* start *
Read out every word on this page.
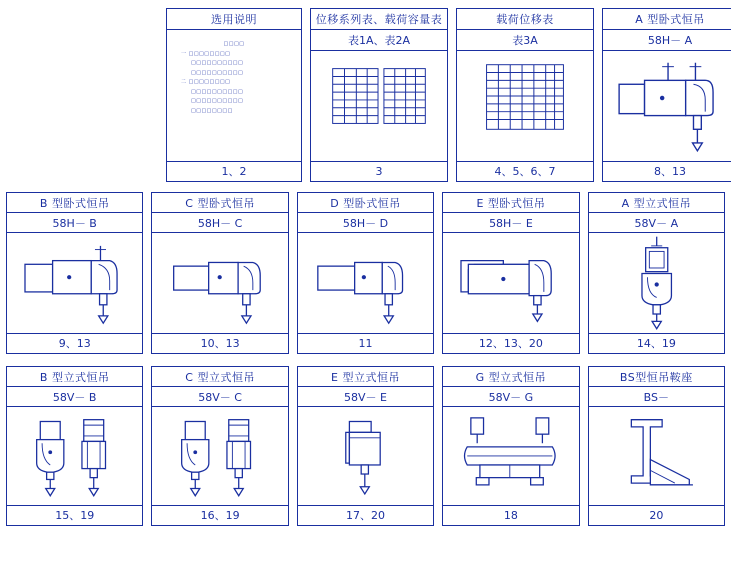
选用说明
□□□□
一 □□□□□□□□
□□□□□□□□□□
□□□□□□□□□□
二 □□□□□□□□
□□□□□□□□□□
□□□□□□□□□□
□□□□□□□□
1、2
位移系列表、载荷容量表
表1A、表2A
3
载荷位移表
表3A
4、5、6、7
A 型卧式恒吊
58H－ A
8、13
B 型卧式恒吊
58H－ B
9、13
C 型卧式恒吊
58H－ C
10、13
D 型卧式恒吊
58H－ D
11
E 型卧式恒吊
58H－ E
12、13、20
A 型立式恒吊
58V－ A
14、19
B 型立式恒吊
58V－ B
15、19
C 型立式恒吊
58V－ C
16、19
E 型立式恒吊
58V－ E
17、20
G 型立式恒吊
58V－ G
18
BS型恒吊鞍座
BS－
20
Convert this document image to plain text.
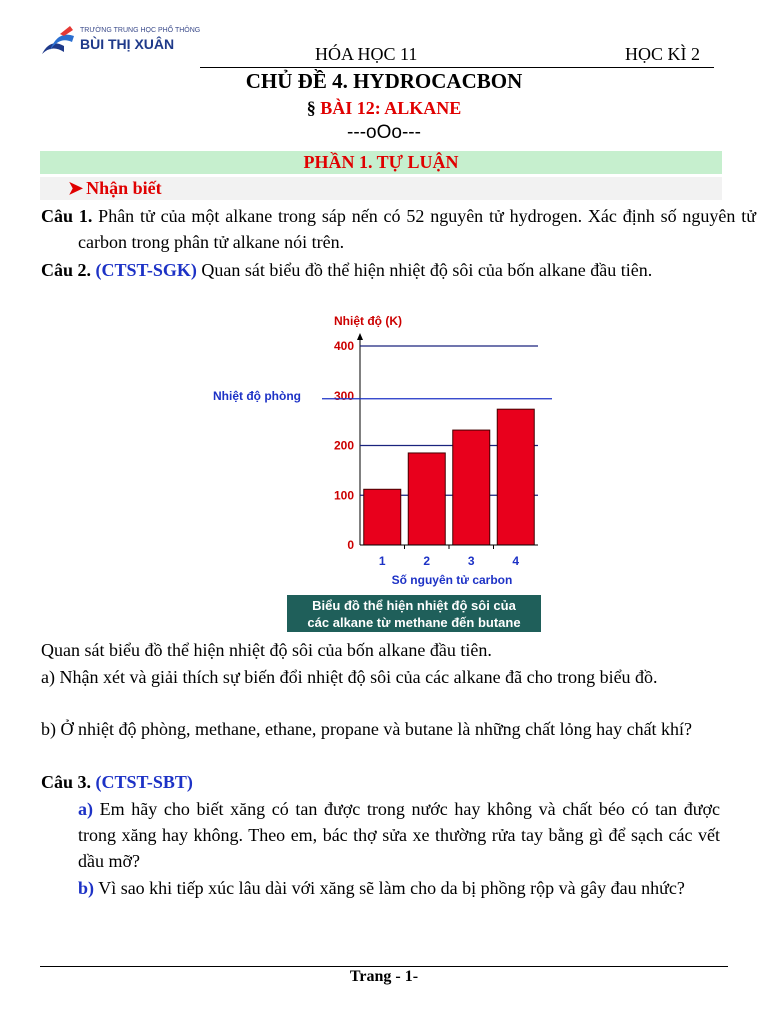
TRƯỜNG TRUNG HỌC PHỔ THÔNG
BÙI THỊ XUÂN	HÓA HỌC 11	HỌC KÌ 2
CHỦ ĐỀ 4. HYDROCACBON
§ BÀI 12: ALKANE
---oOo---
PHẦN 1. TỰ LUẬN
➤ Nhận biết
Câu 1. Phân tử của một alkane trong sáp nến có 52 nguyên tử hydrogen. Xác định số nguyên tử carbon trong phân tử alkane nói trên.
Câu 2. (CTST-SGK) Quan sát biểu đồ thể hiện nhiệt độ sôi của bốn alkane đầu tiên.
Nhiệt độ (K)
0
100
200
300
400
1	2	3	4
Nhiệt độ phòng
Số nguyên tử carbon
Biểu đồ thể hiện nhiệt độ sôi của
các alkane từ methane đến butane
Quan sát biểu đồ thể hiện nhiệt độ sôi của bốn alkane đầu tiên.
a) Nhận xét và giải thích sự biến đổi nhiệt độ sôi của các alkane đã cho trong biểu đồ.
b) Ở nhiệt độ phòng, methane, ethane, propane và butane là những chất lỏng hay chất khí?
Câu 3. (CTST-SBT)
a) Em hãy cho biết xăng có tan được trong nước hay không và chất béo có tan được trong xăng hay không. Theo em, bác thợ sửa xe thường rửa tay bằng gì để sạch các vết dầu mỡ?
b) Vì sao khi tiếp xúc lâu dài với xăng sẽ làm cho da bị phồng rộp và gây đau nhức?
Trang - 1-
* end *
Report all lines of the material that contain the word "carbon".

[The solution]:
Câu 1. Phân tử của một alkane trong sáp nến có 52 nguyên tử hydrogen. Xác định số nguyên tử carbon trong phân tử alkane nói trên.
Số nguyên tử carbon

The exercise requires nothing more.